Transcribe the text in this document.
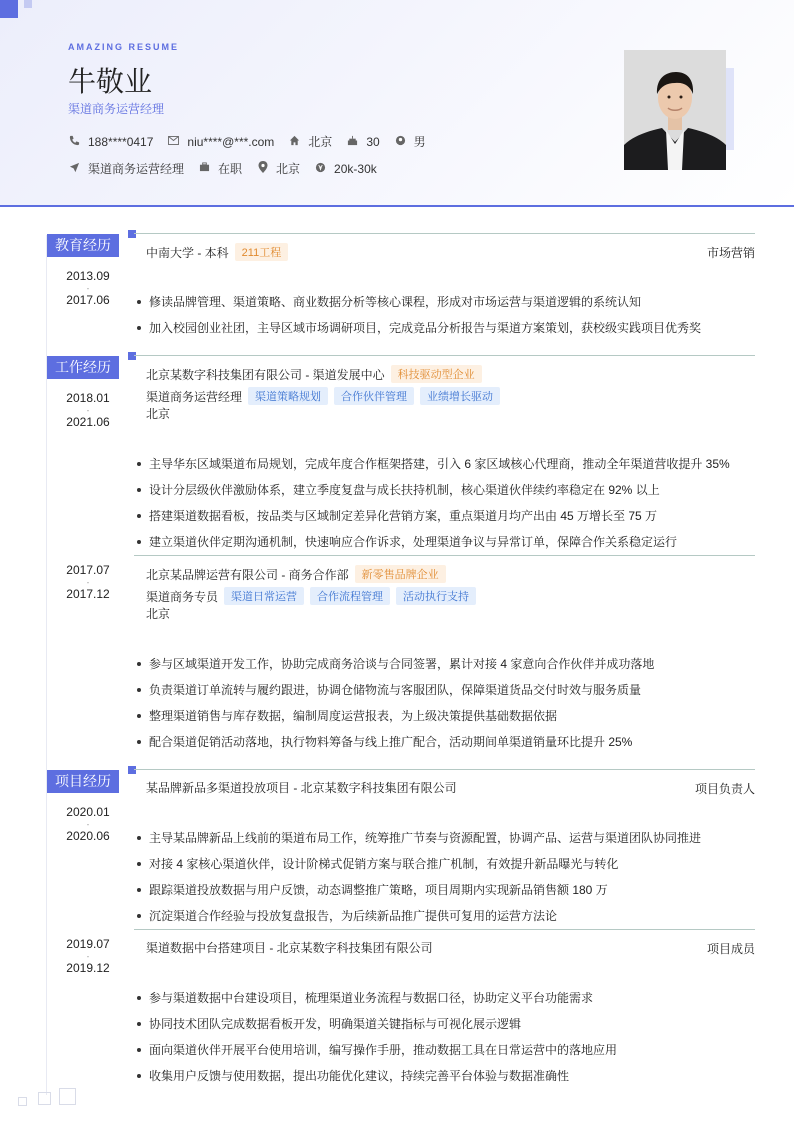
AMAZING RESUME
牛敬业
渠道商务运营经理
188****0417	niu****@***.com	北京	30	男
渠道商务运营经理	在职	北京	20k-30k
教育经历	中南大学 - 本科	211工程	市场营销
2013.09
-
2017.06	修读品牌管理、渠道策略、商业数据分析等核心课程，形成对市场运营与渠道逻辑的系统认知
加入校园创业社团，主导区域市场调研项目，完成竞品分析报告与渠道方案策划，获校级实践项目优秀奖
工作经历	北京某数字科技集团有限公司 - 渠道发展中心	科技驱动型企业
渠道商务运营经理	渠道策略规划	合作伙伴管理	业绩增长驱动
北京
2018.01
-
2021.06
主导华东区域渠道布局规划，完成年度合作框架搭建，引入 6 家区域核心代理商，推动全年渠道营收提升 35%
设计分层级伙伴激励体系，建立季度复盘与成长扶持机制，核心渠道伙伴续约率稳定在 92% 以上
搭建渠道数据看板，按品类与区域制定差异化营销方案，重点渠道月均产出由 45 万增长至 75 万
建立渠道伙伴定期沟通机制，快速响应合作诉求，处理渠道争议与异常订单，保障合作关系稳定运行
北京某品牌运营有限公司 - 商务合作部	新零售品牌企业
渠道商务专员	渠道日常运营	合作流程管理	活动执行支持
北京
2017.07
-
2017.12
参与区域渠道开发工作，协助完成商务洽谈与合同签署，累计对接 4 家意向合作伙伴并成功落地
负责渠道订单流转与履约跟进，协调仓储物流与客服团队，保障渠道货品交付时效与服务质量
整理渠道销售与库存数据，编制周度运营报表，为上级决策提供基础数据依据
配合渠道促销活动落地，执行物料筹备与线上推广配合，活动期间单渠道销量环比提升 25%
项目经历	某品牌新品多渠道投放项目 - 北京某数字科技集团有限公司	项目负责人
2020.01
-
2020.06	主导某品牌新品上线前的渠道布局工作，统筹推广节奏与资源配置，协调产品、运营与渠道团队协同推进
对接 4 家核心渠道伙伴，设计阶梯式促销方案与联合推广机制，有效提升新品曝光与转化
跟踪渠道投放数据与用户反馈，动态调整推广策略，项目周期内实现新品销售额 180 万
沉淀渠道合作经验与投放复盘报告，为后续新品推广提供可复用的运营方法论
渠道数据中台搭建项目 - 北京某数字科技集团有限公司	项目成员
2019.07
-
2019.12
参与渠道数据中台建设项目，梳理渠道业务流程与数据口径，协助定义平台功能需求
协同技术团队完成数据看板开发，明确渠道关键指标与可视化展示逻辑
面向渠道伙伴开展平台使用培训，编写操作手册，推动数据工具在日常运营中的落地应用
收集用户反馈与使用数据，提出功能优化建议，持续完善平台体验与数据准确性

-----

DIRECTIONS — Set the pictures aside and transcribe the data above exactly.

ANSWER FOR THIS EXERCISE —
Transcribe the text in this document.
AMAZING RESUME
牛敬业
渠道商务运营经理
188****0417	niu****@***.com	北京	30	男
渠道商务运营经理	在职	北京	20k-30k
教育经历	中南大学 - 本科	211工程	市场营销
2013.09
-
2017.06	修读品牌管理、渠道策略、商业数据分析等核心课程，形成对市场运营与渠道逻辑的系统认知
加入校园创业社团，主导区域市场调研项目，完成竞品分析报告与渠道方案策划，获校级实践项目优秀奖
工作经历	北京某数字科技集团有限公司 - 渠道发展中心	科技驱动型企业
渠道商务运营经理	渠道策略规划	合作伙伴管理	业绩增长驱动
北京
2018.01
-
2021.06
主导华东区域渠道布局规划，完成年度合作框架搭建，引入 6 家区域核心代理商，推动全年渠道营收提升 35%
设计分层级伙伴激励体系，建立季度复盘与成长扶持机制，核心渠道伙伴续约率稳定在 92% 以上
搭建渠道数据看板，按品类与区域制定差异化营销方案，重点渠道月均产出由 45 万增长至 75 万
建立渠道伙伴定期沟通机制，快速响应合作诉求，处理渠道争议与异常订单，保障合作关系稳定运行
北京某品牌运营有限公司 - 商务合作部	新零售品牌企业
渠道商务专员	渠道日常运营	合作流程管理	活动执行支持
北京
2017.07
-
2017.12
参与区域渠道开发工作，协助完成商务洽谈与合同签署，累计对接 4 家意向合作伙伴并成功落地
负责渠道订单流转与履约跟进，协调仓储物流与客服团队，保障渠道货品交付时效与服务质量
整理渠道销售与库存数据，编制周度运营报表，为上级决策提供基础数据依据
配合渠道促销活动落地，执行物料筹备与线上推广配合，活动期间单渠道销量环比提升 25%
项目经历	某品牌新品多渠道投放项目 - 北京某数字科技集团有限公司	项目负责人
2020.01
-
2020.06	主导某品牌新品上线前的渠道布局工作，统筹推广节奏与资源配置，协调产品、运营与渠道团队协同推进
对接 4 家核心渠道伙伴，设计阶梯式促销方案与联合推广机制，有效提升新品曝光与转化
跟踪渠道投放数据与用户反馈，动态调整推广策略，项目周期内实现新品销售额 180 万
沉淀渠道合作经验与投放复盘报告，为后续新品推广提供可复用的运营方法论
渠道数据中台搭建项目 - 北京某数字科技集团有限公司	项目成员
2019.07
-
2019.12
参与渠道数据中台建设项目，梳理渠道业务流程与数据口径，协助定义平台功能需求
协同技术团队完成数据看板开发，明确渠道关键指标与可视化展示逻辑
面向渠道伙伴开展平台使用培训，编写操作手册，推动数据工具在日常运营中的落地应用
收集用户反馈与使用数据，提出功能优化建议，持续完善平台体验与数据准确性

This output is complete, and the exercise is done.